* START Given entries *

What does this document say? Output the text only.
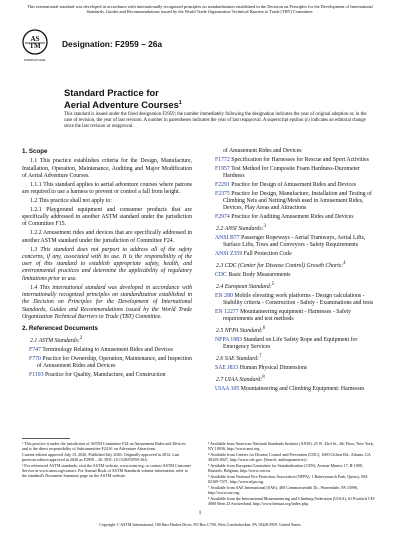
This international standard was developed in accordance with internationally recognized principles on standardization established in the Decision on Principles for the Development of International Standards, Guides and Recommendations issued by the World Trade Organization Technical Barriers to Trade (TBT) Committee.
AS
TM
INTERNATIONAL
Designation: F2959 – 26a
Standard Practice for
Aerial Adventure Courses$^1$
This standard is issued under the fixed designation F2959; the number immediately following the designation indicates the year of original adoption or, in the case of revision, the year of last revision. A number in parentheses indicates the year of last reapproval. A superscript epsilon (ε) indicates an editorial change since the last revision or reapproval.

1. Scope

1.1 This practice establishes criteria for the Design, Manufacture, Installation, Operation, Maintenance, Auditing and Major Modification of Aerial Adventure Courses.

1.1.1 This standard applies to aerial adventure courses where patrons are required to use a harness to prevent or control a fall from height.

1.2 This practice shall not apply to:

1.2.1 Playground equipment and consumer products that are specifically addressed in another ASTM standard under the jurisdiction of Committee F15.

1.2.2 Amusement rides and devices that are specifically addressed in another ASTM standard under the jurisdiction of Committee F24.

1.3 This standard does not purport to address all of the safety concerns, if any, associated with its use. It is the responsibility of the user of this standard to establish appropriate safety, health, and environmental practices and determine the applicability of regulatory limitations prior to use.

1.4 This international standard was developed in accordance with internationally recognized principles on standardization established in the Decision on Principles for the Development of International Standards, Guides and Recommendations issued by the World Trade Organization Technical Barriers to Trade (TBT) Committee.

2. Referenced Documents

2.1 ASTM Standards:$^2$

F747 Terminology Relating to Amusement Rides and Devices

F770 Practice for Ownership, Operation, Maintenance, and Inspection of Amusement Rides and Devices

F1193 Practice for Quality, Manufacture, and Construction

of Amusement Rides and Devices

F1772 Specification for Harnesses for Rescue and Sport Activities

F1957 Test Method for Composite Foam Hardness-Durometer Hardness

F2291 Practice for Design of Amusement Rides and Devices

F2375 Practice for Design, Manufacture, Installation and Testing of Climbing Nets and Netting/Mesh used in Amusement Rides, Devices, Play Areas and Attractions

F2974 Practice for Auditing Amusement Rides and Devices

2.2 ANSI Standards:$^3$

ANSI B77 Passenger Ropeways - Aerial Tramways, Aerial Lifts, Surface Lifts, Tows and Conveyors - Safety Requirements

ANSI Z359 Fall Protection Code

2.3 CDC (Center for Disease Control) Growth Charts:$^4$

CDC Basic Body Measurements

2.4 European Standard:$^5$

EN 280 Mobile elevating work platforms - Design calculations - Stability criteria - Construction - Safety - Examinations and tests

EN 12277 Mountaineering equipment - Harnesses - Safety requirements and test methods

2.5 NFPA Standard:$^6$

NFPA 1983 Standard on Life Safety Rope and Equipment for Emergency Services

2.6 SAE Standard:$^7$

SAE J833 Human Physical Dimensions

2.7 UIAA Standard:$^8$

UIAA 105 Mountaineering and Climbing Equipment: Harnesses

¹ This practice is under the jurisdiction of ASTM Committee F24 on Amusement Rides and Devices and is the direct responsibility of Subcommittee F24.61 on Adventure Attractions.

Current edition approved July 15, 2026. Published July 2026. Originally approved in 2012. Last previous edition approved in 2026 as F2959 – 26. DOI: 10.1520/F2959-26A.

² For referenced ASTM standards, visit the ASTM website, www.astm.org, or contact ASTM Customer Service at www.astm.org/contact. For Annual Book of ASTM Standards volume information, refer to the standard's Document Summary page on the ASTM website.

³ Available from American National Standards Institute (ANSI), 25 W. 43rd St., 4th Floor, New York, NY 10036, http://www.ansi.org.

⁴ Available from Centers for Disease Control and Prevention (CDC), 1600 Clifton Rd., Atlanta, GA 30329-4027, http://www.cdc.gov. [Search: anthropometrics].

⁵ Available from European Committee for Standardization (CEN), Avenue Marnix 17, B-1000, Brussels, Belgium, http://www.cen.eu.

⁶ Available from National Fire Protection Association (NFPA), 1 Batterymarch Park, Quincy, MA 02169-7471, http://www.nfpa.org.

⁷ Available from SAE International (SAE), 400 Commonwealth Dr., Warrendale, PA 15096, http://www.sae.org.

⁸ Available from the International Mountaineering and Climbing Federation (UIAA), 61 Postfach CH-3000 Bern 23 Switzerland, http://www.theuiaa.org/index.php.

1
Copyright © ASTM International, 100 Barr Harbor Drive, PO Box C700, West Conshohocken, PA 19428-2959. United States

* END Given entries *

Work to be completed
How many lines in the records above contain the word "Protection"? Give only the number.

Correct answer
2